-- START OF Supplied information --

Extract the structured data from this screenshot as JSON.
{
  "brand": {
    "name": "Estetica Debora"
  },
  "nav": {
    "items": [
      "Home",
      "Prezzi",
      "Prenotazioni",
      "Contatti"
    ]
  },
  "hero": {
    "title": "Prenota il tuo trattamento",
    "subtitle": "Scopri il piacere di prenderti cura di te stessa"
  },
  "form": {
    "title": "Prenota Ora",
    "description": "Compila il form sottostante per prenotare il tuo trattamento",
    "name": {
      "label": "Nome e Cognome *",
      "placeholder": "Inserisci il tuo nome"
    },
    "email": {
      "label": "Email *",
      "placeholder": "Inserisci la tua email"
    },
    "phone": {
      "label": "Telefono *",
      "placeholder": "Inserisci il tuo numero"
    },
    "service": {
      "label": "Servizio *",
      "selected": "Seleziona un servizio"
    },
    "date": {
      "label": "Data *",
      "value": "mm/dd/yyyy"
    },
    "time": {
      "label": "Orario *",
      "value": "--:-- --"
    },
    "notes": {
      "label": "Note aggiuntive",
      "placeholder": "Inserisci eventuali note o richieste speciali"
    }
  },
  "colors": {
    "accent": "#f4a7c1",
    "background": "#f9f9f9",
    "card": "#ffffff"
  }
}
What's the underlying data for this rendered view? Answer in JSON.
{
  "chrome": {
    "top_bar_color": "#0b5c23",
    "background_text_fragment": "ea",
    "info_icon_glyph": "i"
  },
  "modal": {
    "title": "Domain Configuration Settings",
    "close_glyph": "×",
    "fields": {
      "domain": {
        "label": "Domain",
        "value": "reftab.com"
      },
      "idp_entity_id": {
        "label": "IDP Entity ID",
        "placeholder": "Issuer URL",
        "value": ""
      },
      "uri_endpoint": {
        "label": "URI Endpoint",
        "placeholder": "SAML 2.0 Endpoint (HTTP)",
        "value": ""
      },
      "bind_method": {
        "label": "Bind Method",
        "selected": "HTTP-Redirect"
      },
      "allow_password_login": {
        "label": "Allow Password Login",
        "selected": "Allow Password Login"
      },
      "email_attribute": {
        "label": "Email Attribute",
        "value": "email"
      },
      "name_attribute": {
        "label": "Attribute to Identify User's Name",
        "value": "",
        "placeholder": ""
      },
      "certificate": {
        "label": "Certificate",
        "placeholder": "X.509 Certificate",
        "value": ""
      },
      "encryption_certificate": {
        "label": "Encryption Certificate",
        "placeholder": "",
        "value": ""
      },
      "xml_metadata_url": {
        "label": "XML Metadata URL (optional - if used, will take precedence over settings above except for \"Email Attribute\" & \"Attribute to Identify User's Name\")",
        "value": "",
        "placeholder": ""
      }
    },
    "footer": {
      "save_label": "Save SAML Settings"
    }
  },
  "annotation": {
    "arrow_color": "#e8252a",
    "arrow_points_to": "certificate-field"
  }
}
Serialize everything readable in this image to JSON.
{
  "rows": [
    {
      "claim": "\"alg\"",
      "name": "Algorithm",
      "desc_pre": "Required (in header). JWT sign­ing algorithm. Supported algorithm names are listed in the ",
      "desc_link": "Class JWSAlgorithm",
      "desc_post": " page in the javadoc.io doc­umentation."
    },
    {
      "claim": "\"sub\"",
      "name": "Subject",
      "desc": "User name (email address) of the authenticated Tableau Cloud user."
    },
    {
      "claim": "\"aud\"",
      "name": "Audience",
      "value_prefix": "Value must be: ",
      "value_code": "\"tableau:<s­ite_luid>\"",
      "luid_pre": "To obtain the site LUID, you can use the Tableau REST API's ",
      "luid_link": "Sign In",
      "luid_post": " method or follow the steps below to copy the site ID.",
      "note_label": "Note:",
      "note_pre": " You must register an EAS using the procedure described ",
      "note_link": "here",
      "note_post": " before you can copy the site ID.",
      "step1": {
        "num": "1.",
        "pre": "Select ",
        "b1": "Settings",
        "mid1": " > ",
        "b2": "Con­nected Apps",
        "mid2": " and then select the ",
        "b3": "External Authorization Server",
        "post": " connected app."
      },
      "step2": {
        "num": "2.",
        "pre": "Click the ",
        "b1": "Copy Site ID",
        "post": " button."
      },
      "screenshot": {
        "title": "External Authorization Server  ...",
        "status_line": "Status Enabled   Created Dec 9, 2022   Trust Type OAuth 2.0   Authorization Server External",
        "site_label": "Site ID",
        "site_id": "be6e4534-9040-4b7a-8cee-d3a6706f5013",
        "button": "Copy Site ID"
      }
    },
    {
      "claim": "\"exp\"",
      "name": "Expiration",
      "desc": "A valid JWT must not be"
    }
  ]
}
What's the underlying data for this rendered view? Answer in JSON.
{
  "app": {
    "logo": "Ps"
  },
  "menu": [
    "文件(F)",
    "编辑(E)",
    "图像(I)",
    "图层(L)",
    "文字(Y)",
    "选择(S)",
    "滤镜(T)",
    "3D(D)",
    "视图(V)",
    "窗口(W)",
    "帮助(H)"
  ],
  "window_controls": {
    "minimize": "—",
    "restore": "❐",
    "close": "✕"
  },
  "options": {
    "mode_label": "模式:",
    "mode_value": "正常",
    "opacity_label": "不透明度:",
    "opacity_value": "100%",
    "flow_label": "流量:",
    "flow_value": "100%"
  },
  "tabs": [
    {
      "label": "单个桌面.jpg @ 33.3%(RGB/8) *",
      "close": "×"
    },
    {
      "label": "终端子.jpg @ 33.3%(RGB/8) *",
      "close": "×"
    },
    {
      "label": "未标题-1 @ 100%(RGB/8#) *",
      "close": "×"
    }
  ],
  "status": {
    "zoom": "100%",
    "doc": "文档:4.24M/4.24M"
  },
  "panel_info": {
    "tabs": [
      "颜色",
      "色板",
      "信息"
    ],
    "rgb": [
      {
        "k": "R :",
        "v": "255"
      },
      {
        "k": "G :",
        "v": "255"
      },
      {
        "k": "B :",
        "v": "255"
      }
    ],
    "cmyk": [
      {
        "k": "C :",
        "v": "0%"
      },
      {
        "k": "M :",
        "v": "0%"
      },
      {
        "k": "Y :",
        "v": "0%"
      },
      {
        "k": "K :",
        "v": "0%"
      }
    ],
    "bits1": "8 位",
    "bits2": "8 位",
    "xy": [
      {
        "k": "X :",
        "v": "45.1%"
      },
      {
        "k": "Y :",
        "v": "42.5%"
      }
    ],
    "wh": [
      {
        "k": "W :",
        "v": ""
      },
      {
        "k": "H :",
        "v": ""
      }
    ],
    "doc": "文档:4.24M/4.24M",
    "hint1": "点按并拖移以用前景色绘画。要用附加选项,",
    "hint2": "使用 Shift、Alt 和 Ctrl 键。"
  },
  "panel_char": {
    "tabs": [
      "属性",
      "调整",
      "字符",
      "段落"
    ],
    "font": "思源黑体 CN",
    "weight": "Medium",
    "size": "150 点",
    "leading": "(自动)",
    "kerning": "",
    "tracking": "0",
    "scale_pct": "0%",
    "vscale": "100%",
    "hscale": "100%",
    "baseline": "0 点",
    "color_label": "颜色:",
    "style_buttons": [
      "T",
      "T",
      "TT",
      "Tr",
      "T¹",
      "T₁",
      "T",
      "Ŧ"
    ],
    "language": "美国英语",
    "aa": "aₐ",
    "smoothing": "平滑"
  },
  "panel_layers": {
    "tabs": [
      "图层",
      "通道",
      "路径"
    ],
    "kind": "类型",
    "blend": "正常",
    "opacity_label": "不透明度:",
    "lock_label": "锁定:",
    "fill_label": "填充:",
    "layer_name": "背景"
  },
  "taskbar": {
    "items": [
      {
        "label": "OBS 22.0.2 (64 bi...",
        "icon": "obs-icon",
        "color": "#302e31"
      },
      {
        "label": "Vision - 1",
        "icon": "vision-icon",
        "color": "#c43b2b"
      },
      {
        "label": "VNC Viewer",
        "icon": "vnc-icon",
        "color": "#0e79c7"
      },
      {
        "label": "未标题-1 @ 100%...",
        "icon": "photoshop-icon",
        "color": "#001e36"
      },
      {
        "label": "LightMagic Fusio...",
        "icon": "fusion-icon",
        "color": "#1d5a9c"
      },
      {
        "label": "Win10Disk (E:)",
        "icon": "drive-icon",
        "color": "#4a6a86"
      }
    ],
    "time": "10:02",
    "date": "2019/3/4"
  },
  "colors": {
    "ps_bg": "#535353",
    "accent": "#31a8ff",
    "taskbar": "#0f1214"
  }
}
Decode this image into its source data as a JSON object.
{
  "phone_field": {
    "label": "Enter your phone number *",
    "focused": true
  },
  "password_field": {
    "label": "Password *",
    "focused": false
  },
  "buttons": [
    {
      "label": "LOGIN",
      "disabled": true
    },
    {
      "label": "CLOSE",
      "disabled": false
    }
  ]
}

-- END OF Supplied information --

- Exercise aim
Please list every line of the records that contains "this".

- Complete response
Extract the structured data from this screenshot as JSON.
What's the underlying data for this rendered view? Answer in JSON.
Serialize everything readable in this image to JSON.
What's the underlying data for this rendered view? Answer in JSON.
Decode this image into its source data as a JSON object.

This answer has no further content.